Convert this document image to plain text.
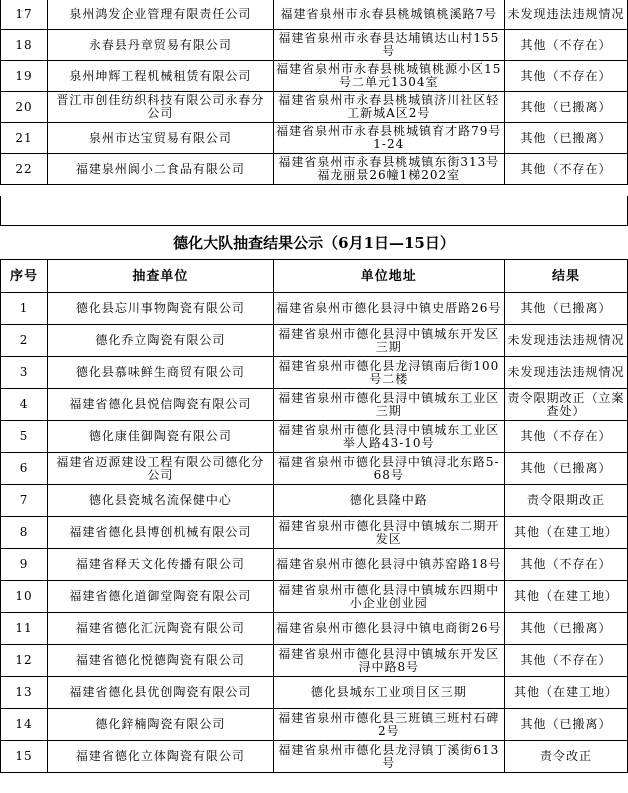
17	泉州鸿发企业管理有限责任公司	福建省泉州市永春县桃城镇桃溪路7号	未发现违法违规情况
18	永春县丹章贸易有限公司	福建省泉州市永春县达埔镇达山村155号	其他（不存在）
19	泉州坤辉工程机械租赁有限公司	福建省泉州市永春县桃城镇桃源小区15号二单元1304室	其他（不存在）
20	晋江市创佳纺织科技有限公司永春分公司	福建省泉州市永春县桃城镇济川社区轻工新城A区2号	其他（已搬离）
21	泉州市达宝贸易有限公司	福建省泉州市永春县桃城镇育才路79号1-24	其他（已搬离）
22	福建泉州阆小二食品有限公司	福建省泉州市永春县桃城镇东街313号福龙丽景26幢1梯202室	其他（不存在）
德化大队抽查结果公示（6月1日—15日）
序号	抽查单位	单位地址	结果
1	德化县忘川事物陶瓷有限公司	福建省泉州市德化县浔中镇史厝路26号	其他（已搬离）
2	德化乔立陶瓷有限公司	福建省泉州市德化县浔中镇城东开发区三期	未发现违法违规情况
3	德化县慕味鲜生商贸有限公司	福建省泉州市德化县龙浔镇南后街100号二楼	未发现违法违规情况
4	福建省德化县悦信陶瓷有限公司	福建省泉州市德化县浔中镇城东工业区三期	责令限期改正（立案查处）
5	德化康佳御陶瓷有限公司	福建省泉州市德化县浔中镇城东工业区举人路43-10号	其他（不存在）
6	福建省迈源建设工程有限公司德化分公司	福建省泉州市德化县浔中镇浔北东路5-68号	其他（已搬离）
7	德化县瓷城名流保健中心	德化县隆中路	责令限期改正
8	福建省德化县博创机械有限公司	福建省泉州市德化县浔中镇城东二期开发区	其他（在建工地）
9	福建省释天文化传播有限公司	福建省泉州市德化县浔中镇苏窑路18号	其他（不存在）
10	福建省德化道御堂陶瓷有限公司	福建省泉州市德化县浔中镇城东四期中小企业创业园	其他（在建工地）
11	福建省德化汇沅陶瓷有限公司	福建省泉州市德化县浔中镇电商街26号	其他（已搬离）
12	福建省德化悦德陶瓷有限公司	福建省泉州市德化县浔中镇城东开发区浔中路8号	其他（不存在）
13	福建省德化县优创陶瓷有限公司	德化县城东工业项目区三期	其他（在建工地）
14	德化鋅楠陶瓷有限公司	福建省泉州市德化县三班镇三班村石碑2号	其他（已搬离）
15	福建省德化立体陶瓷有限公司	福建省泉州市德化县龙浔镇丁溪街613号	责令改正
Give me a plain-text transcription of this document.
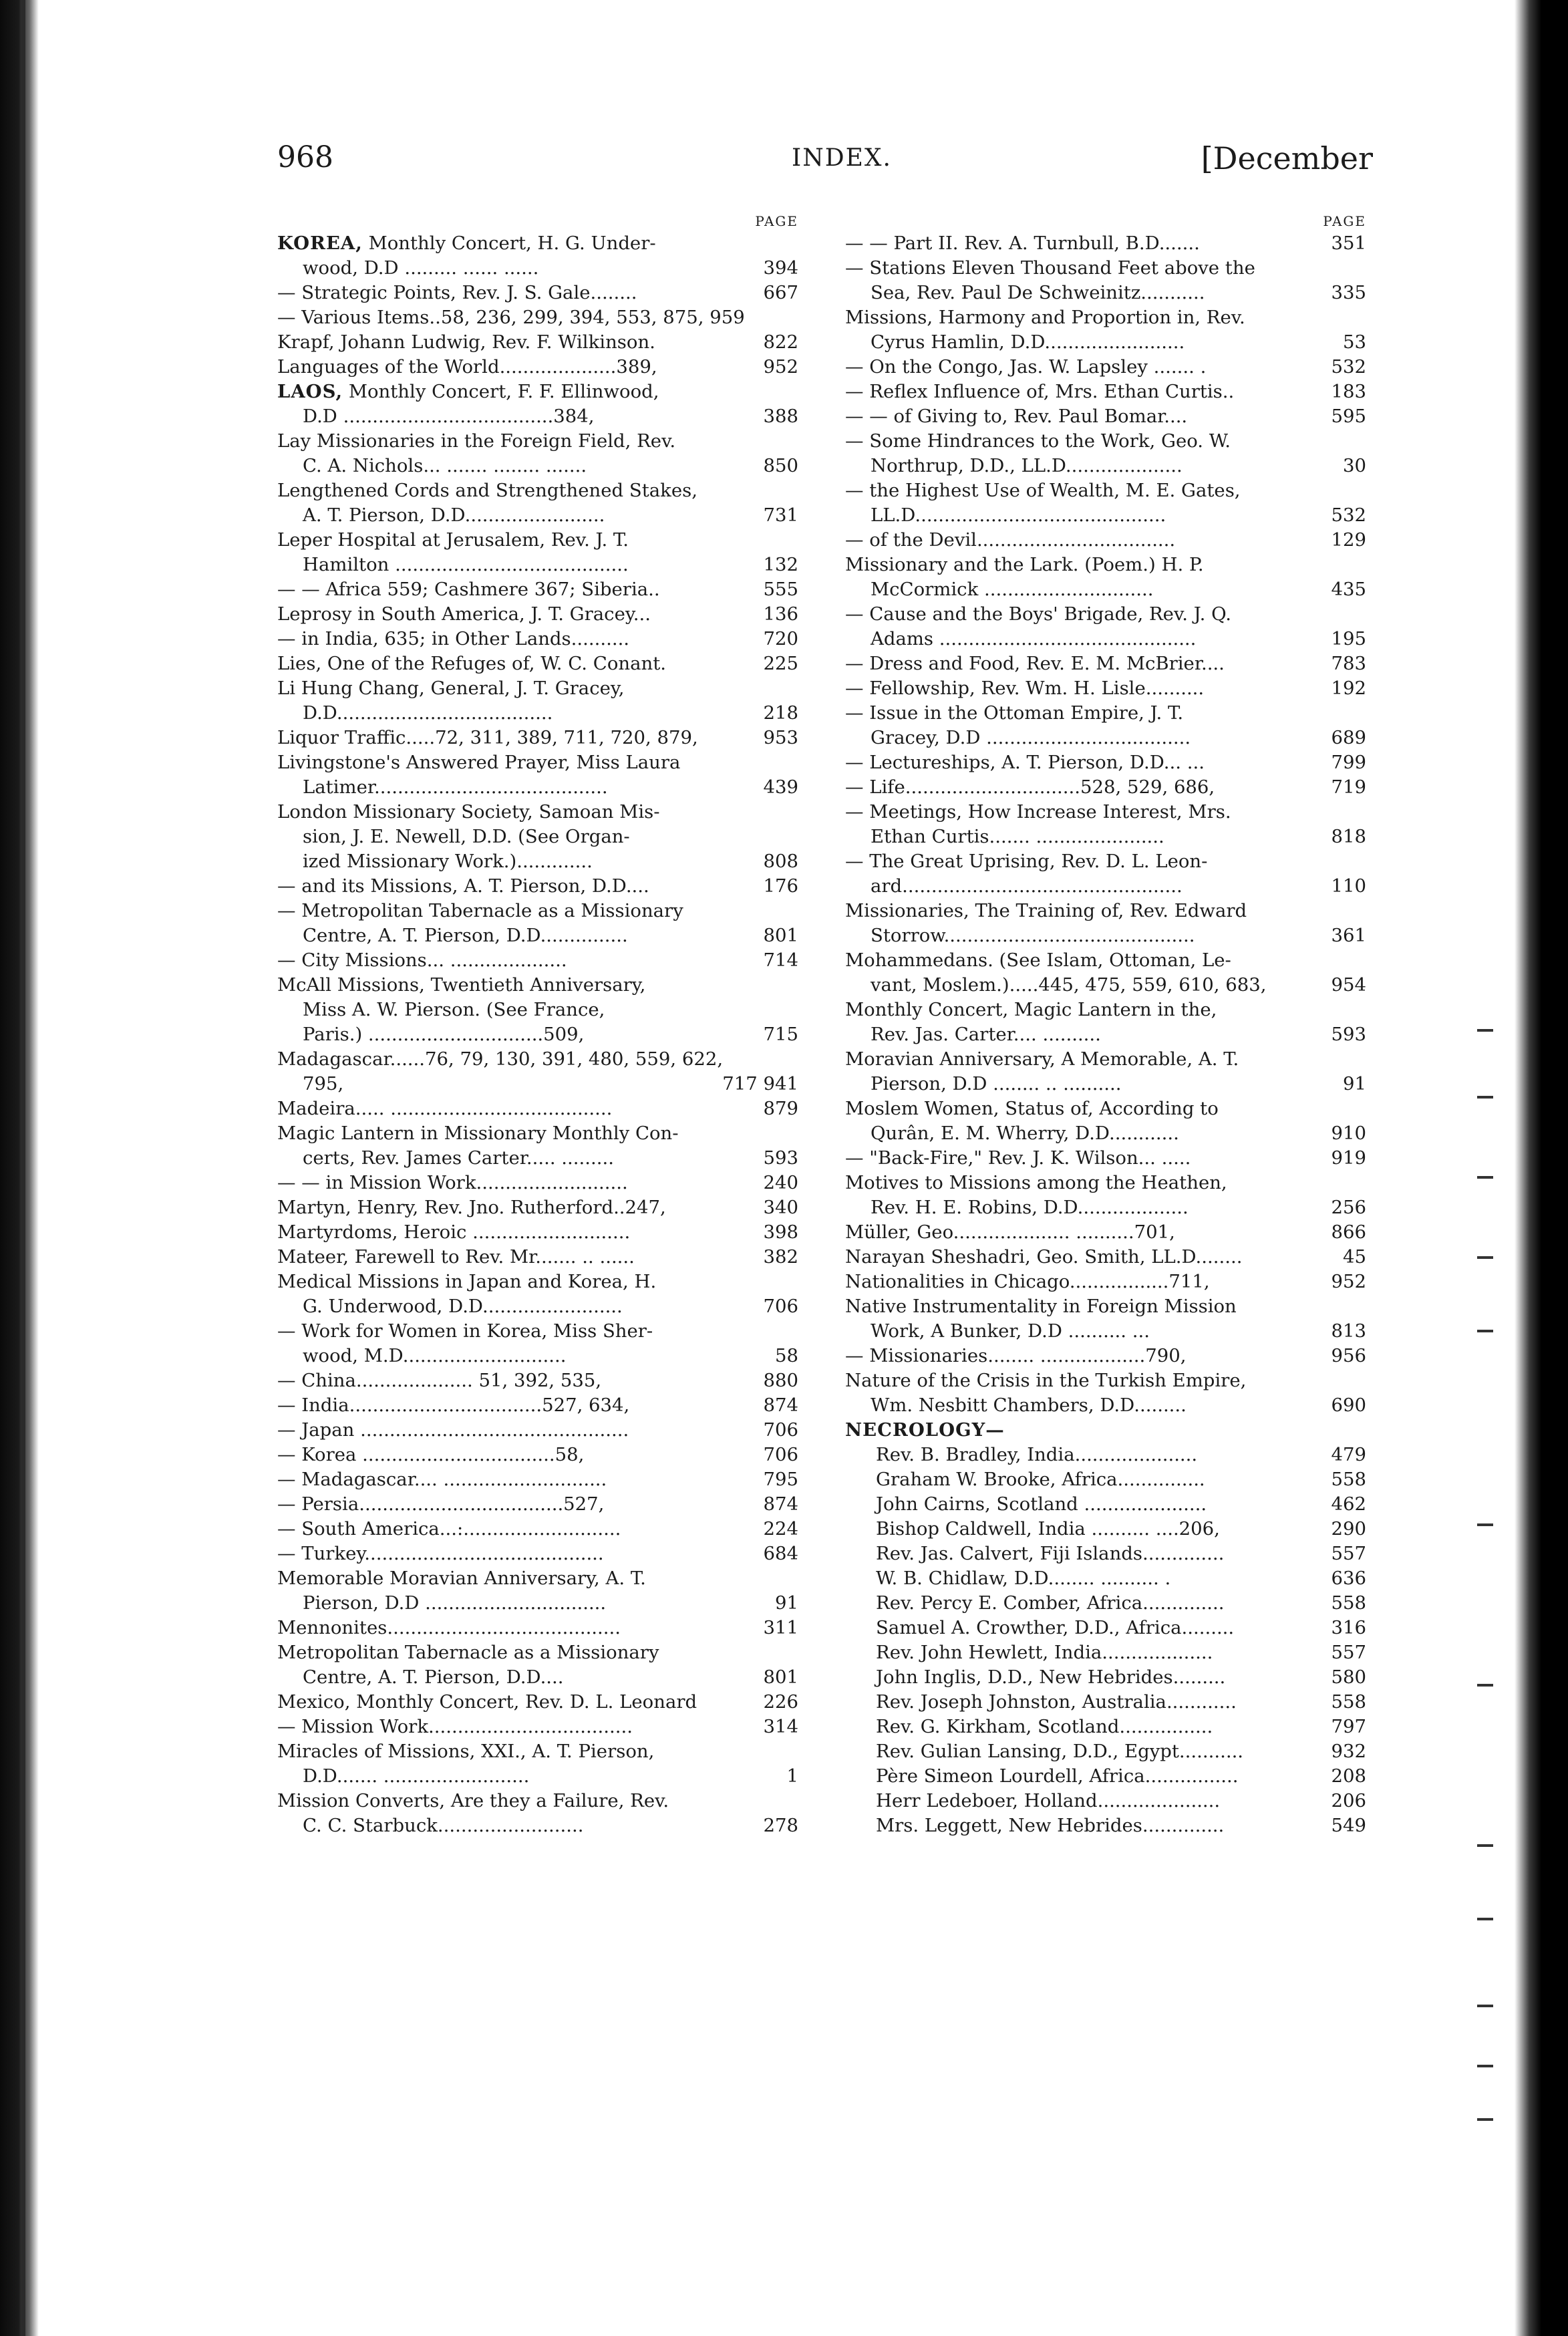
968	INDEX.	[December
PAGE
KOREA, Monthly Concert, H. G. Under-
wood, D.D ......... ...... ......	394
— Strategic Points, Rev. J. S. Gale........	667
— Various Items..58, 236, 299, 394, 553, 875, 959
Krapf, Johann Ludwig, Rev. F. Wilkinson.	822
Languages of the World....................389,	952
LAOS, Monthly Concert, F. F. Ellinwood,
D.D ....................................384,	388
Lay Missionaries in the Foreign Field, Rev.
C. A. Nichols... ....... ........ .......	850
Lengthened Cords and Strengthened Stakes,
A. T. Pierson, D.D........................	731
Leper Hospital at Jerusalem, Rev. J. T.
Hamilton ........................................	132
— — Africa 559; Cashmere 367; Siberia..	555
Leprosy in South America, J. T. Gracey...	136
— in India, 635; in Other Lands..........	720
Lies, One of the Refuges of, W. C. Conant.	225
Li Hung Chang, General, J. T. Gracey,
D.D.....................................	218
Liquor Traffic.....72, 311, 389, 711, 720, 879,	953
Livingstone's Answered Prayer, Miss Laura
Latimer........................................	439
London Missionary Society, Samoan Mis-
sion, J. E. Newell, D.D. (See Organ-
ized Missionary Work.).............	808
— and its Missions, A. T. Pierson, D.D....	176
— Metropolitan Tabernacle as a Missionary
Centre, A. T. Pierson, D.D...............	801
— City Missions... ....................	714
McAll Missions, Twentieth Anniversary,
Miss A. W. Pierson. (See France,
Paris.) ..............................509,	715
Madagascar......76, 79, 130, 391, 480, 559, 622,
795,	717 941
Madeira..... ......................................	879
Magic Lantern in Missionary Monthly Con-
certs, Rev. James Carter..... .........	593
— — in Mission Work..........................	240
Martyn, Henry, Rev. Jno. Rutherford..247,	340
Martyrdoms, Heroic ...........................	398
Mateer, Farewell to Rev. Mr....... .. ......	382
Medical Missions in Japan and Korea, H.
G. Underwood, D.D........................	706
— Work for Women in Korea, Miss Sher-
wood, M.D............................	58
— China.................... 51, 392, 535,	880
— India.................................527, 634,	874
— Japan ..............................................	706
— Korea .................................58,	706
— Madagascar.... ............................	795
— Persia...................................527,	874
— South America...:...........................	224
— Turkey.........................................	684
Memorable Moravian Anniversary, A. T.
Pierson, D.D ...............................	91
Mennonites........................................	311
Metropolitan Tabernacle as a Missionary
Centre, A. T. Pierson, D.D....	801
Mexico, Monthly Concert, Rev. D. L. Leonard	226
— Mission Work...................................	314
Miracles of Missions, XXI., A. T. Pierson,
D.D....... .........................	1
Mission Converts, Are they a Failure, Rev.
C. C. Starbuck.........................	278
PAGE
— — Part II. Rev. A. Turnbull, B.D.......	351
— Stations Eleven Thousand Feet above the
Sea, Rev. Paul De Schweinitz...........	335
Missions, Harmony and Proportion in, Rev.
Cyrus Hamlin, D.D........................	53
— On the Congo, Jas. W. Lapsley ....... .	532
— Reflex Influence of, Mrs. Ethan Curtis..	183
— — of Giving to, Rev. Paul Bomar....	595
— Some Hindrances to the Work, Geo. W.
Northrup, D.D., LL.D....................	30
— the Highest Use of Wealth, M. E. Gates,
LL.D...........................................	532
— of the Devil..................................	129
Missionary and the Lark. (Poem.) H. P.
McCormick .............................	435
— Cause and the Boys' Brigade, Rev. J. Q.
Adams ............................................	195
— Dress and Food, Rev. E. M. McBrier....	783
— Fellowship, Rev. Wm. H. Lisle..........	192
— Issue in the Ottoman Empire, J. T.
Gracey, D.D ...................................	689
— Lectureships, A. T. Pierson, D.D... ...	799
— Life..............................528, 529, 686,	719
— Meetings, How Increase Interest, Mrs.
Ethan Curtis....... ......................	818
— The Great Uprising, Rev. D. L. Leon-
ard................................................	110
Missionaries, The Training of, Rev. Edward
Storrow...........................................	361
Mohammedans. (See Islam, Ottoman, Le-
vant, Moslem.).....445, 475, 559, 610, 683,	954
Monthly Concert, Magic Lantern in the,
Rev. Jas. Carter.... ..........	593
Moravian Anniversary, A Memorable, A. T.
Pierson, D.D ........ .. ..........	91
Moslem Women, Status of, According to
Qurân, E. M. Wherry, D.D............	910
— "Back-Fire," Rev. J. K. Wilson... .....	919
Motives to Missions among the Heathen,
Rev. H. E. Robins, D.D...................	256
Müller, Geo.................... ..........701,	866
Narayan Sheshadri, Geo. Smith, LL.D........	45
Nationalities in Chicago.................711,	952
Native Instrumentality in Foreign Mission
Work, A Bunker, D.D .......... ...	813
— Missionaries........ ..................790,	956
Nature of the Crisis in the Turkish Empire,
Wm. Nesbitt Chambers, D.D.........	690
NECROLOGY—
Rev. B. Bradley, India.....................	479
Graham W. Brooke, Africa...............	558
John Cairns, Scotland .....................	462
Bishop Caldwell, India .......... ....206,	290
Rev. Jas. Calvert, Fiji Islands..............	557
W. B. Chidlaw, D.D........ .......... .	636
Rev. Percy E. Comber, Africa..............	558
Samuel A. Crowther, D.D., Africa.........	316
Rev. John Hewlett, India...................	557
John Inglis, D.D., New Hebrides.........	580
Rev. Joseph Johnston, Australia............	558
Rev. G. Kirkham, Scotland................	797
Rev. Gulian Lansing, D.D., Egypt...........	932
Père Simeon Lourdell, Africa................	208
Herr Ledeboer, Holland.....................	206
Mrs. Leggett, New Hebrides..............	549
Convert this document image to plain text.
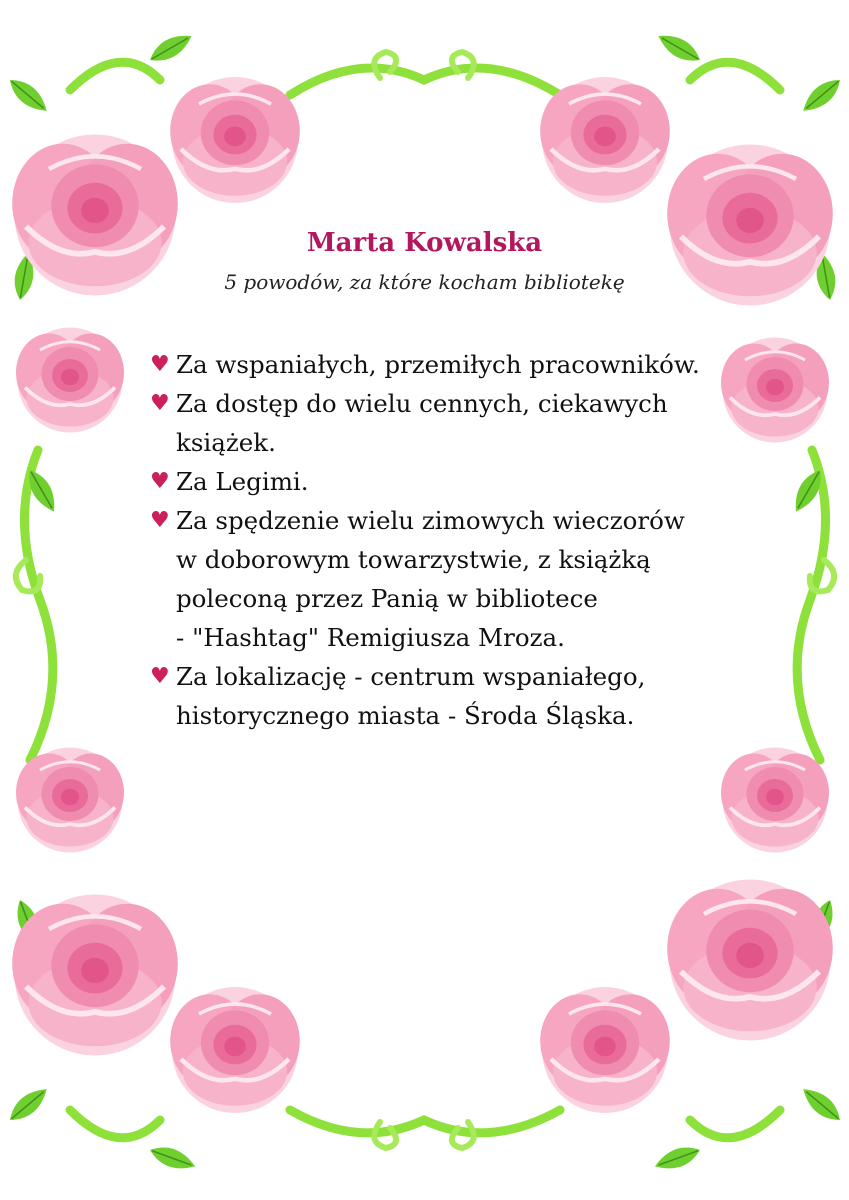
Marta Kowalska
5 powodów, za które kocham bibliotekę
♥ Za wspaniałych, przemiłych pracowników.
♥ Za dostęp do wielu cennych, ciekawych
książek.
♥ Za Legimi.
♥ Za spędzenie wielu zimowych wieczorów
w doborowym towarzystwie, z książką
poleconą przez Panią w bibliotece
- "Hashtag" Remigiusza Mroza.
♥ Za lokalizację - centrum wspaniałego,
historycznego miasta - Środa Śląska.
·····
Exercise directions – Copy each line above where the string "在建工地" occurs.

Exercise output –
8	福建省德化县博创机械有限公司	福建省泉州市德化县浔中镇城东二期开发区	其他（在建工地）
10	福建省德化道御堂陶瓷有限公司	福建省泉州市德化县浔中镇城东四期中小企业创业园	其他（在建工地）
13	福建省德化县优创陶瓷有限公司	德化县城东工业项目区三期	其他（在建工地）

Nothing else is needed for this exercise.